======== Data extract ========

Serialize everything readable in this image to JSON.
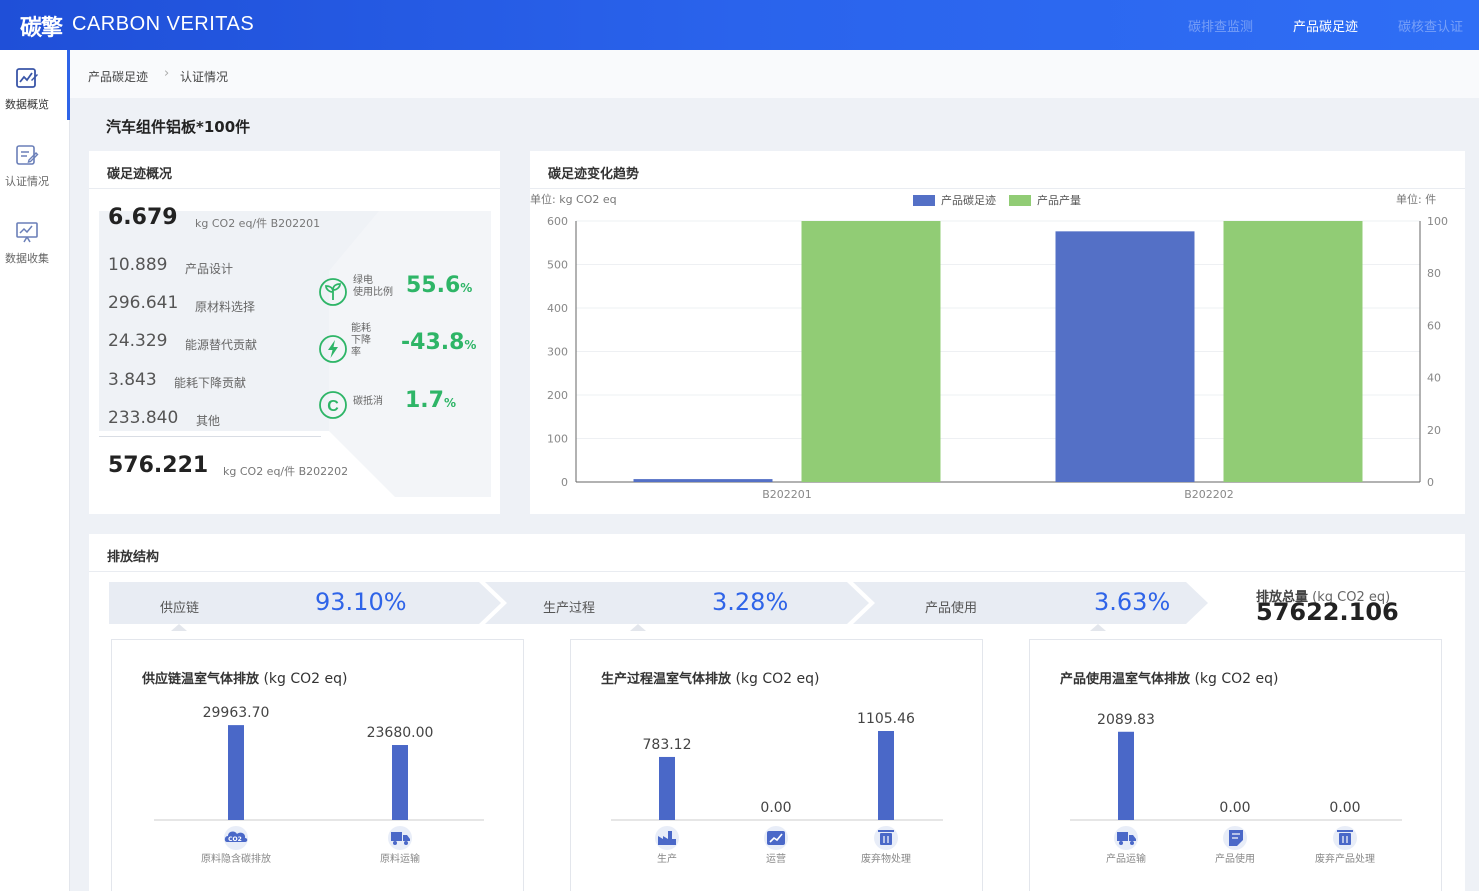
{
  "header": {
    "logo_cn": "碳擎",
    "logo_en": "CARBON VERITAS",
    "nav": [
      {
        "label": "碳排查监测",
        "active": false
      },
      {
        "label": "产品碳足迹",
        "active": true
      },
      {
        "label": "碳核查认证",
        "active": false
      }
    ]
  },
  "sidebar": {
    "items": [
      {
        "label": "数据概览",
        "icon": "chart-edit-icon",
        "active": true
      },
      {
        "label": "认证情况",
        "icon": "certificate-edit-icon",
        "active": false
      },
      {
        "label": "数据收集",
        "icon": "presentation-chart-icon",
        "active": false
      }
    ]
  },
  "breadcrumb": [
    "产品碳足迹",
    "认证情况"
  ],
  "page_title": "汽车组件铝板*100件",
  "overview": {
    "title": "碳足迹概况",
    "top_value": "6.679",
    "top_unit": "kg CO2 eq/件 B202201",
    "rows": [
      {
        "value": "10.889",
        "label": "产品设计"
      },
      {
        "value": "296.641",
        "label": "原材料选择"
      },
      {
        "value": "24.329",
        "label": "能源替代贡献"
      },
      {
        "value": "3.843",
        "label": "能耗下降贡献"
      },
      {
        "value": "233.840",
        "label": "其他"
      }
    ],
    "bottom_value": "576.221",
    "bottom_unit": "kg CO2 eq/件 B202202",
    "kpis": [
      {
        "label_lines": [
          "绿电",
          "使用比例"
        ],
        "value": "55.6",
        "suffix": "%",
        "icon": "sprout-icon"
      },
      {
        "label_lines": [
          "能耗",
          "下降",
          "率"
        ],
        "value": "-43.8",
        "suffix": "%",
        "icon": "lightning-icon"
      },
      {
        "label_lines": [
          "碳抵消"
        ],
        "value": "1.7",
        "suffix": "%",
        "icon": "carbon-c-icon"
      }
    ],
    "green": "#2eb567"
  },
  "trend": {
    "title": "碳足迹变化趋势",
    "left_unit": "单位: kg CO2 eq",
    "right_unit": "单位: 件",
    "legend": [
      {
        "label": "产品碳足迹",
        "color": "#5470c6"
      },
      {
        "label": "产品产量",
        "color": "#91cc75"
      }
    ]
  },
  "structure": {
    "title": "排放结构",
    "flow": [
      {
        "label": "供应链",
        "pct": "93.10%"
      },
      {
        "label": "生产过程",
        "pct": "3.28%"
      },
      {
        "label": "产品使用",
        "pct": "3.63%"
      }
    ],
    "total_label": "排放总量",
    "total_unit": "(kg CO2 eq)",
    "total_value": "57622.106",
    "panels": [
      {
        "title": "供应链温室气体排放",
        "unit": "(kg CO2 eq)"
      },
      {
        "title": "生产过程温室气体排放",
        "unit": "(kg CO2 eq)"
      },
      {
        "title": "产品使用温室气体排放",
        "unit": "(kg CO2 eq)"
      }
    ]
  },
  "chart_data": [
    {
      "type": "bar",
      "categories": [
        "B202201",
        "B202202"
      ],
      "series": [
        {
          "name": "产品碳足迹",
          "axis": "left",
          "values": [
            6.679,
            576.221
          ],
          "color": "#5470c6"
        },
        {
          "name": "产品产量",
          "axis": "right",
          "values": [
            100,
            100
          ],
          "color": "#91cc75"
        }
      ],
      "ylabel_left": "单位: kg CO2 eq",
      "ylabel_right": "单位: 件",
      "ylim_left": [
        0,
        600
      ],
      "yticks_left": [
        0,
        100,
        200,
        300,
        400,
        500,
        600
      ],
      "ylim_right": [
        0,
        100
      ],
      "yticks_right": [
        0,
        20,
        40,
        60,
        80,
        100
      ],
      "grid": true,
      "legend": "top-center"
    },
    {
      "type": "bar",
      "categories": [
        "原料隐含碳排放",
        "原料运输"
      ],
      "values": [
        29963.7,
        23680.0
      ],
      "labels": [
        "29963.70",
        "23680.00"
      ],
      "icons": [
        "co2-cloud-icon",
        "truck-icon"
      ],
      "color": "#4a68c8"
    },
    {
      "type": "bar",
      "categories": [
        "生产",
        "运营",
        "废弃物处理"
      ],
      "values": [
        783.12,
        0.0,
        1105.46
      ],
      "labels": [
        "783.12",
        "0.00",
        "1105.46"
      ],
      "icons": [
        "factory-icon",
        "chart-trend-icon",
        "trash-icon"
      ],
      "color": "#4a68c8"
    },
    {
      "type": "bar",
      "categories": [
        "产品运输",
        "产品使用",
        "废弃产品处理"
      ],
      "values": [
        2089.83,
        0.0,
        0.0
      ],
      "labels": [
        "2089.83",
        "0.00",
        "0.00"
      ],
      "icons": [
        "truck-icon",
        "product-use-icon",
        "trash-icon"
      ],
      "color": "#4a68c8"
    }
  ]
}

========

| Given instruction |
Transcribe the complete set of entries verbatim. No pictures belong in the copy.

| Full output |
Serialize everything readable in this image to JSON.
{
  "header": {
    "logo_cn": "碳擎",
    "logo_en": "CARBON VERITAS",
    "nav": [
      {
        "label": "碳排查监测",
        "active": false
      },
      {
        "label": "产品碳足迹",
        "active": true
      },
      {
        "label": "碳核查认证",
        "active": false
      }
    ]
  },
  "sidebar": {
    "items": [
      {
        "label": "数据概览",
        "icon": "chart-edit-icon",
        "active": true
      },
      {
        "label": "认证情况",
        "icon": "certificate-edit-icon",
        "active": false
      },
      {
        "label": "数据收集",
        "icon": "presentation-chart-icon",
        "active": false
      }
    ]
  },
  "breadcrumb": [
    "产品碳足迹",
    "认证情况"
  ],
  "page_title": "汽车组件铝板*100件",
  "overview": {
    "title": "碳足迹概况",
    "top_value": "6.679",
    "top_unit": "kg CO2 eq/件 B202201",
    "rows": [
      {
        "value": "10.889",
        "label": "产品设计"
      },
      {
        "value": "296.641",
        "label": "原材料选择"
      },
      {
        "value": "24.329",
        "label": "能源替代贡献"
      },
      {
        "value": "3.843",
        "label": "能耗下降贡献"
      },
      {
        "value": "233.840",
        "label": "其他"
      }
    ],
    "bottom_value": "576.221",
    "bottom_unit": "kg CO2 eq/件 B202202",
    "kpis": [
      {
        "label_lines": [
          "绿电",
          "使用比例"
        ],
        "value": "55.6",
        "suffix": "%",
        "icon": "sprout-icon"
      },
      {
        "label_lines": [
          "能耗",
          "下降",
          "率"
        ],
        "value": "-43.8",
        "suffix": "%",
        "icon": "lightning-icon"
      },
      {
        "label_lines": [
          "碳抵消"
        ],
        "value": "1.7",
        "suffix": "%",
        "icon": "carbon-c-icon"
      }
    ],
    "green": "#2eb567"
  },
  "trend": {
    "title": "碳足迹变化趋势",
    "left_unit": "单位: kg CO2 eq",
    "right_unit": "单位: 件",
    "legend": [
      {
        "label": "产品碳足迹",
        "color": "#5470c6"
      },
      {
        "label": "产品产量",
        "color": "#91cc75"
      }
    ]
  },
  "structure": {
    "title": "排放结构",
    "flow": [
      {
        "label": "供应链",
        "pct": "93.10%"
      },
      {
        "label": "生产过程",
        "pct": "3.28%"
      },
      {
        "label": "产品使用",
        "pct": "3.63%"
      }
    ],
    "total_label": "排放总量",
    "total_unit": "(kg CO2 eq)",
    "total_value": "57622.106",
    "panels": [
      {
        "title": "供应链温室气体排放",
        "unit": "(kg CO2 eq)"
      },
      {
        "title": "生产过程温室气体排放",
        "unit": "(kg CO2 eq)"
      },
      {
        "title": "产品使用温室气体排放",
        "unit": "(kg CO2 eq)"
      }
    ]
  },
  "chart_data": [
    {
      "type": "bar",
      "categories": [
        "B202201",
        "B202202"
      ],
      "series": [
        {
          "name": "产品碳足迹",
          "axis": "left",
          "values": [
            6.679,
            576.221
          ],
          "color": "#5470c6"
        },
        {
          "name": "产品产量",
          "axis": "right",
          "values": [
            100,
            100
          ],
          "color": "#91cc75"
        }
      ],
      "ylabel_left": "单位: kg CO2 eq",
      "ylabel_right": "单位: 件",
      "ylim_left": [
        0,
        600
      ],
      "yticks_left": [
        0,
        100,
        200,
        300,
        400,
        500,
        600
      ],
      "ylim_right": [
        0,
        100
      ],
      "yticks_right": [
        0,
        20,
        40,
        60,
        80,
        100
      ],
      "grid": true,
      "legend": "top-center"
    },
    {
      "type": "bar",
      "categories": [
        "原料隐含碳排放",
        "原料运输"
      ],
      "values": [
        29963.7,
        23680.0
      ],
      "labels": [
        "29963.70",
        "23680.00"
      ],
      "icons": [
        "co2-cloud-icon",
        "truck-icon"
      ],
      "color": "#4a68c8"
    },
    {
      "type": "bar",
      "categories": [
        "生产",
        "运营",
        "废弃物处理"
      ],
      "values": [
        783.12,
        0.0,
        1105.46
      ],
      "labels": [
        "783.12",
        "0.00",
        "1105.46"
      ],
      "icons": [
        "factory-icon",
        "chart-trend-icon",
        "trash-icon"
      ],
      "color": "#4a68c8"
    },
    {
      "type": "bar",
      "categories": [
        "产品运输",
        "产品使用",
        "废弃产品处理"
      ],
      "values": [
        2089.83,
        0.0,
        0.0
      ],
      "labels": [
        "2089.83",
        "0.00",
        "0.00"
      ],
      "icons": [
        "truck-icon",
        "product-use-icon",
        "trash-icon"
      ],
      "color": "#4a68c8"
    }
  ]
}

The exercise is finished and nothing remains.